■ GIVEN EXERCISE: Copy nothing but the text: reproduce each line of the listing exactly and leave the pictures out.

■ ITEMS:
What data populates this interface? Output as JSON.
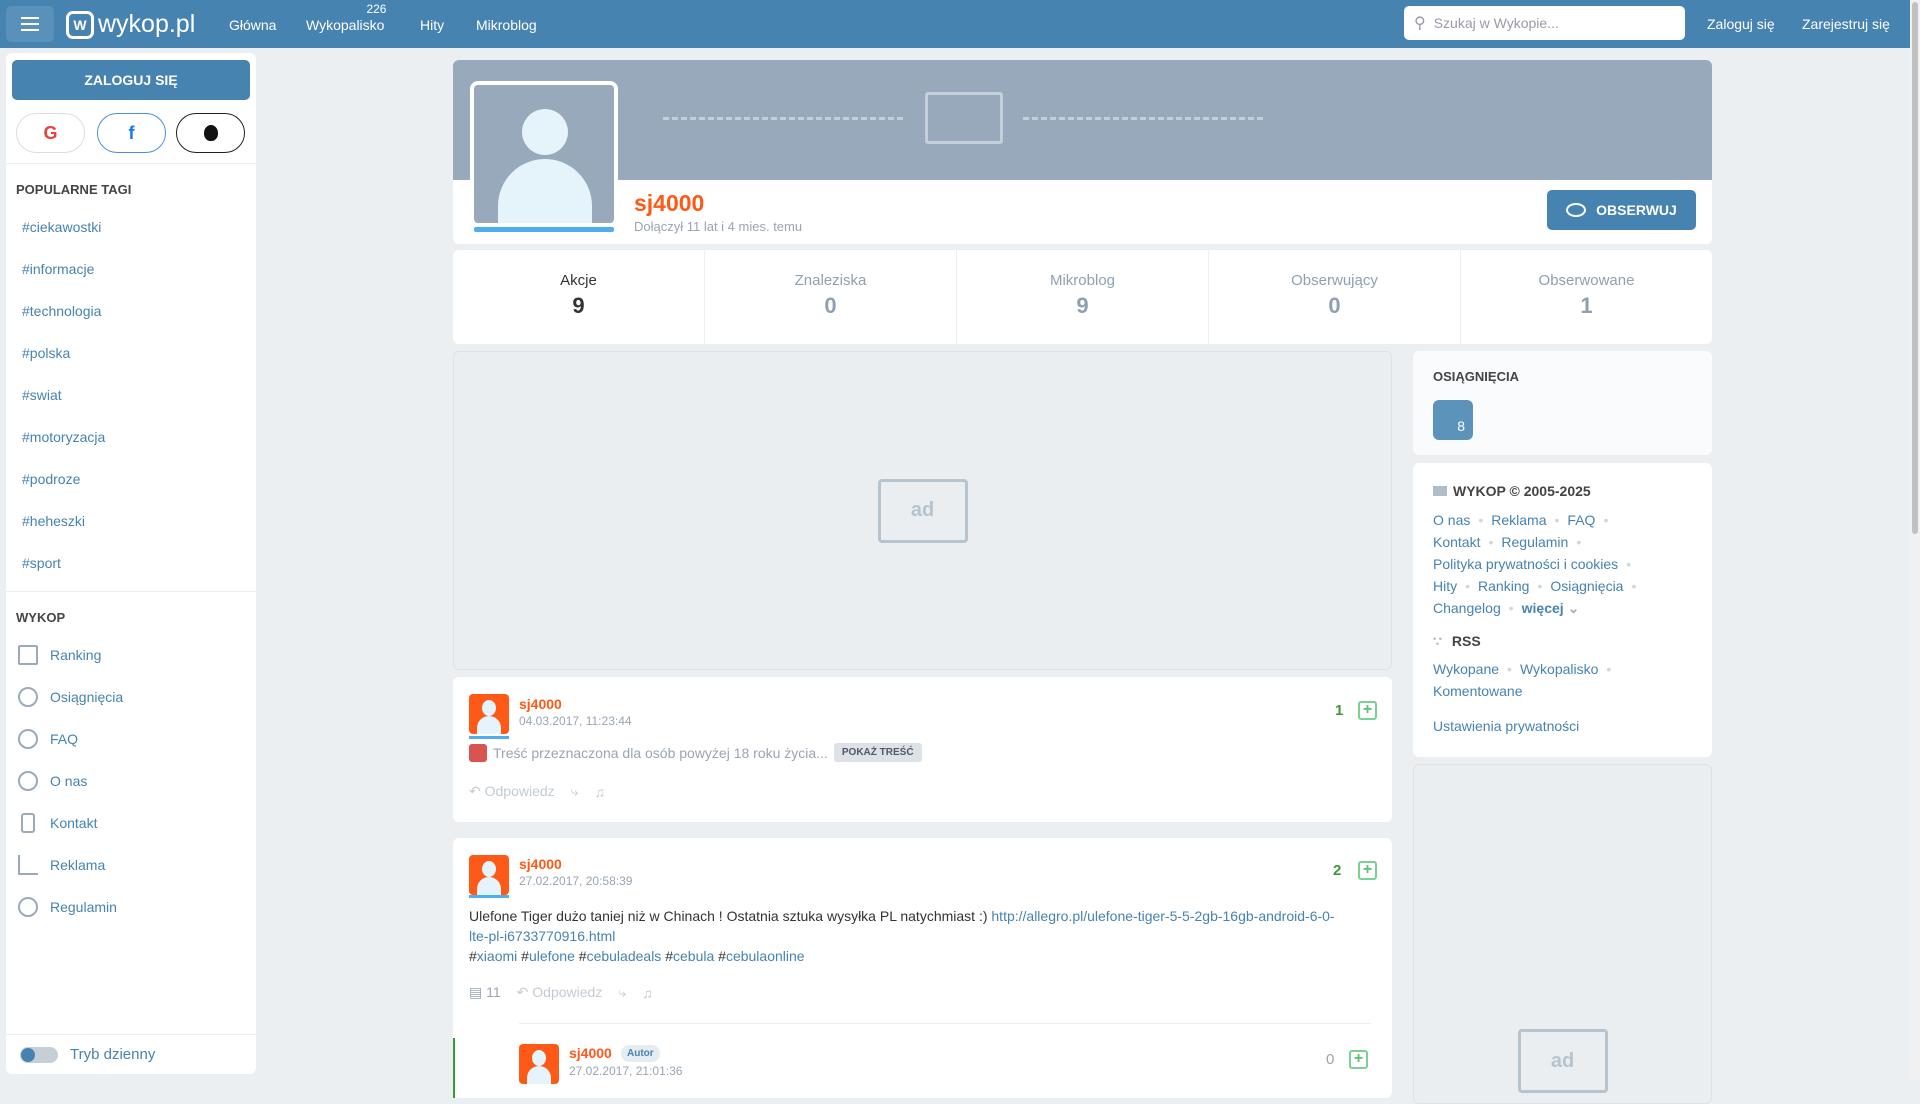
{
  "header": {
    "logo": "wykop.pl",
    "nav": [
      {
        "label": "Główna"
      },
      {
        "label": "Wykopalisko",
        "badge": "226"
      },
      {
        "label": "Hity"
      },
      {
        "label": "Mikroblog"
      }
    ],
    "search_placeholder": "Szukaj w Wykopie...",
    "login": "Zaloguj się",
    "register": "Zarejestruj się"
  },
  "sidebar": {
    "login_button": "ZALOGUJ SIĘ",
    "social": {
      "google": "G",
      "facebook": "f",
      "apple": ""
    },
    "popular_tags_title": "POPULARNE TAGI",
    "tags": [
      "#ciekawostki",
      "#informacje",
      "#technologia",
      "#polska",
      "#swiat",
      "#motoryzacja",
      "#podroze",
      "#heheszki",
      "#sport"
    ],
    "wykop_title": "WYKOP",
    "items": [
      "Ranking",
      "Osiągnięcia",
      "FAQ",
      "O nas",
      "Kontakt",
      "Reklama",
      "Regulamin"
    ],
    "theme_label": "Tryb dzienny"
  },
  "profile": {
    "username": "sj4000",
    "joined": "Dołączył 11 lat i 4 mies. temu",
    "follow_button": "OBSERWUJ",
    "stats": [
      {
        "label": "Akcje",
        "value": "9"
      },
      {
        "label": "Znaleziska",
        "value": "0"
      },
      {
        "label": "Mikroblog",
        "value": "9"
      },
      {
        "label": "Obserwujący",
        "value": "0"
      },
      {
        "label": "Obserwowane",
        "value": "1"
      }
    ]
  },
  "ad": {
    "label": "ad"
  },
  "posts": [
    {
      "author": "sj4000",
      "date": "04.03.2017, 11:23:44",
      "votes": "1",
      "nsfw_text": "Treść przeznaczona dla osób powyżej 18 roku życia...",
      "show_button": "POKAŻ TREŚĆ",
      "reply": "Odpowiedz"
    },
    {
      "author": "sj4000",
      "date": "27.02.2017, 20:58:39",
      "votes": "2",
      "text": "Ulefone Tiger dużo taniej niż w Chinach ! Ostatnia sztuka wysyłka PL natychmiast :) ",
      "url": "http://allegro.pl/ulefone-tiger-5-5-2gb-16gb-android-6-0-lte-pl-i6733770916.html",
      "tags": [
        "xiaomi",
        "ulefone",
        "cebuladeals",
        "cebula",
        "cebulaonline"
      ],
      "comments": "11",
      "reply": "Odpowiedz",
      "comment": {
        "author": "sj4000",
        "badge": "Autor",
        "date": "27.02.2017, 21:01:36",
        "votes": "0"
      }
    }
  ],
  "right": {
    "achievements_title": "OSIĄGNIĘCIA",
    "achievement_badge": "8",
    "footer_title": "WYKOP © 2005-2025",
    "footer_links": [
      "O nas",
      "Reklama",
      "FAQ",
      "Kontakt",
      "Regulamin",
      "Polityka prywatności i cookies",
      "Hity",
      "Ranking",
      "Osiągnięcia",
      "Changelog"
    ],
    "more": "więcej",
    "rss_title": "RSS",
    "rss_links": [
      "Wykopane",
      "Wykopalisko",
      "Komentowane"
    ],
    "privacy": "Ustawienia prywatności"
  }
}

■ FINAL RESULT:
What data populates this interface? Output as JSON.
{
  "header": {
    "logo": "wykop.pl",
    "nav": [
      {
        "label": "Główna"
      },
      {
        "label": "Wykopalisko",
        "badge": "226"
      },
      {
        "label": "Hity"
      },
      {
        "label": "Mikroblog"
      }
    ],
    "search_placeholder": "Szukaj w Wykopie...",
    "login": "Zaloguj się",
    "register": "Zarejestruj się"
  },
  "sidebar": {
    "login_button": "ZALOGUJ SIĘ",
    "social": {
      "google": "G",
      "facebook": "f",
      "apple": ""
    },
    "popular_tags_title": "POPULARNE TAGI",
    "tags": [
      "#ciekawostki",
      "#informacje",
      "#technologia",
      "#polska",
      "#swiat",
      "#motoryzacja",
      "#podroze",
      "#heheszki",
      "#sport"
    ],
    "wykop_title": "WYKOP",
    "items": [
      "Ranking",
      "Osiągnięcia",
      "FAQ",
      "O nas",
      "Kontakt",
      "Reklama",
      "Regulamin"
    ],
    "theme_label": "Tryb dzienny"
  },
  "profile": {
    "username": "sj4000",
    "joined": "Dołączył 11 lat i 4 mies. temu",
    "follow_button": "OBSERWUJ",
    "stats": [
      {
        "label": "Akcje",
        "value": "9"
      },
      {
        "label": "Znaleziska",
        "value": "0"
      },
      {
        "label": "Mikroblog",
        "value": "9"
      },
      {
        "label": "Obserwujący",
        "value": "0"
      },
      {
        "label": "Obserwowane",
        "value": "1"
      }
    ]
  },
  "ad": {
    "label": "ad"
  },
  "posts": [
    {
      "author": "sj4000",
      "date": "04.03.2017, 11:23:44",
      "votes": "1",
      "nsfw_text": "Treść przeznaczona dla osób powyżej 18 roku życia...",
      "show_button": "POKAŻ TREŚĆ",
      "reply": "Odpowiedz"
    },
    {
      "author": "sj4000",
      "date": "27.02.2017, 20:58:39",
      "votes": "2",
      "text": "Ulefone Tiger dużo taniej niż w Chinach ! Ostatnia sztuka wysyłka PL natychmiast :) ",
      "url": "http://allegro.pl/ulefone-tiger-5-5-2gb-16gb-android-6-0-lte-pl-i6733770916.html",
      "tags": [
        "xiaomi",
        "ulefone",
        "cebuladeals",
        "cebula",
        "cebulaonline"
      ],
      "comments": "11",
      "reply": "Odpowiedz",
      "comment": {
        "author": "sj4000",
        "badge": "Autor",
        "date": "27.02.2017, 21:01:36",
        "votes": "0"
      }
    }
  ],
  "right": {
    "achievements_title": "OSIĄGNIĘCIA",
    "achievement_badge": "8",
    "footer_title": "WYKOP © 2005-2025",
    "footer_links": [
      "O nas",
      "Reklama",
      "FAQ",
      "Kontakt",
      "Regulamin",
      "Polityka prywatności i cookies",
      "Hity",
      "Ranking",
      "Osiągnięcia",
      "Changelog"
    ],
    "more": "więcej",
    "rss_title": "RSS",
    "rss_links": [
      "Wykopane",
      "Wykopalisko",
      "Komentowane"
    ],
    "privacy": "Ustawienia prywatności"
  }
}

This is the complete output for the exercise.